Bu Blogda Ara

21 Eylül 2012

Türkiye'den Mektuplar 14


Günlük yokuş kotamın sonuncusunu da tırmanmış, “imamın bakkalı” adını verdiğim dükkânın yanına yaklaşmıştım ki Y Bey elinde ufak bir soda şişesiyle kapıdan dışarı çıktı. Beni görünce gülümsedi, ben de “Merhaba Y Bey” diyerek karşılık verdim. İmam olsa da insanlara mesleklerinden dolayı verilen lakaplarla hitap etmeyi sevmem. Resmiyet en zahmetsiz olanı insan ilişkilerinde, öyle sizli bizli konuşmak, beni değil de muallak bir bizi temsil ediyormuş gibi burnu havada laflar etmek... Her zaman için kaçılacak bir tarafı oluyor resmi muhabbetlerin. Seviyorum o yüzden.

-Bu yoldan mı dönüyorsunuz, Ali hocam? Yukarıdaki caminin oradan gelseniz daha kısa olmaz mı?

(Ben ona kendisi imam olduğu halde “hocam” demiyorum ama o bana öğretmen olduğum için “hocam diyor. Kaderin cilvesi işte.)

* _Hedefiniz_:
Lütfen metnin "21 Eylül 2012" ile başlayıp "Kaderin cilvesi işte.)" ile biten bölümünü hiç değiştirmeden yineleyin. Yalnızca metindeki bilgilere dayanın.

* _Verilen öğeler_:
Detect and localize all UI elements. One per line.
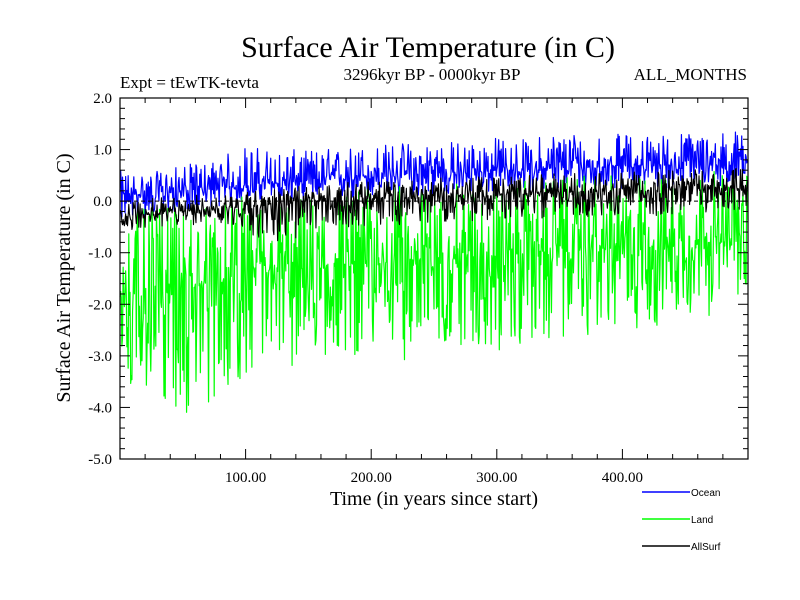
y-tick-label: -4.0	[88, 400, 112, 416]
legend-label-land: Land	[691, 515, 713, 526]
months-label: ALL_MONTHS	[634, 65, 747, 84]
y-tick-label: -5.0	[88, 452, 112, 468]
expt-label: Expt = tEwTK-tevta	[120, 73, 259, 92]
axis-ticks: 2.0 1.0 0.0 -1.0 -2.0 -3.0 -4.0 -5.0 100.00 200.0…	[88, 91, 748, 486]
legend: Ocean Land AllSurf	[642, 488, 721, 553]
x-tick-label: 100.00	[225, 470, 266, 486]
chart-title: Surface Air Temperature (in C)	[241, 31, 615, 64]
y-tick-label: 1.0	[93, 143, 112, 159]
series-layer	[119, 131, 749, 413]
y-axis-label: Surface Air Temperature (in C)	[53, 153, 75, 402]
series-line-allsurf	[119, 167, 749, 242]
series-line-land	[119, 171, 749, 413]
legend-label-allsurf: AllSurf	[691, 542, 721, 553]
y-tick-label: -1.0	[88, 246, 112, 262]
x-tick-label: 200.00	[351, 470, 392, 486]
plot-frame	[119, 97, 749, 460]
y-tick-label: -3.0	[88, 349, 112, 365]
x-tick-label: 300.00	[476, 470, 517, 486]
x-axis-label: Time (in years since start)	[330, 488, 538, 510]
y-tick-label: -2.0	[88, 297, 112, 313]
legend-label-ocean: Ocean	[691, 488, 720, 499]
y-tick-label: 0.0	[93, 194, 112, 210]
x-tick-label: 400.00	[602, 470, 643, 486]
period-label: 3296kyr BP - 0000kyr BP	[344, 65, 521, 84]
y-tick-label: 2.0	[93, 91, 112, 107]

* _Yanıt olarak_:
21 Eylül 2012

Türkiye'den Mektuplar 14


Günlük yokuş kotamın sonuncusunu da tırmanmış, “imamın bakkalı” adını verdiğim dükkânın yanına yaklaşmıştım ki Y Bey elinde ufak bir soda şişesiyle kapıdan dışarı çıktı. Beni görünce gülümsedi, ben de “Merhaba Y Bey” diyerek karşılık verdim. İmam olsa da insanlara mesleklerinden dolayı verilen lakaplarla hitap etmeyi sevmem. Resmiyet en zahmetsiz olanı insan ilişkilerinde, öyle sizli bizli konuşmak, beni değil de muallak bir bizi temsil ediyormuş gibi burnu havada laflar etmek... Her zaman için kaçılacak bir tarafı oluyor resmi muhabbetlerin. Seviyorum o yüzden.

-Bu yoldan mı dönüyorsunuz, Ali hocam? Yukarıdaki caminin oradan gelseniz daha kısa olmaz mı?

(Ben ona kendisi imam olduğu halde “hocam” demiyorum ama o bana öğretmen olduğum için “hocam diyor. Kaderin cilvesi işte.)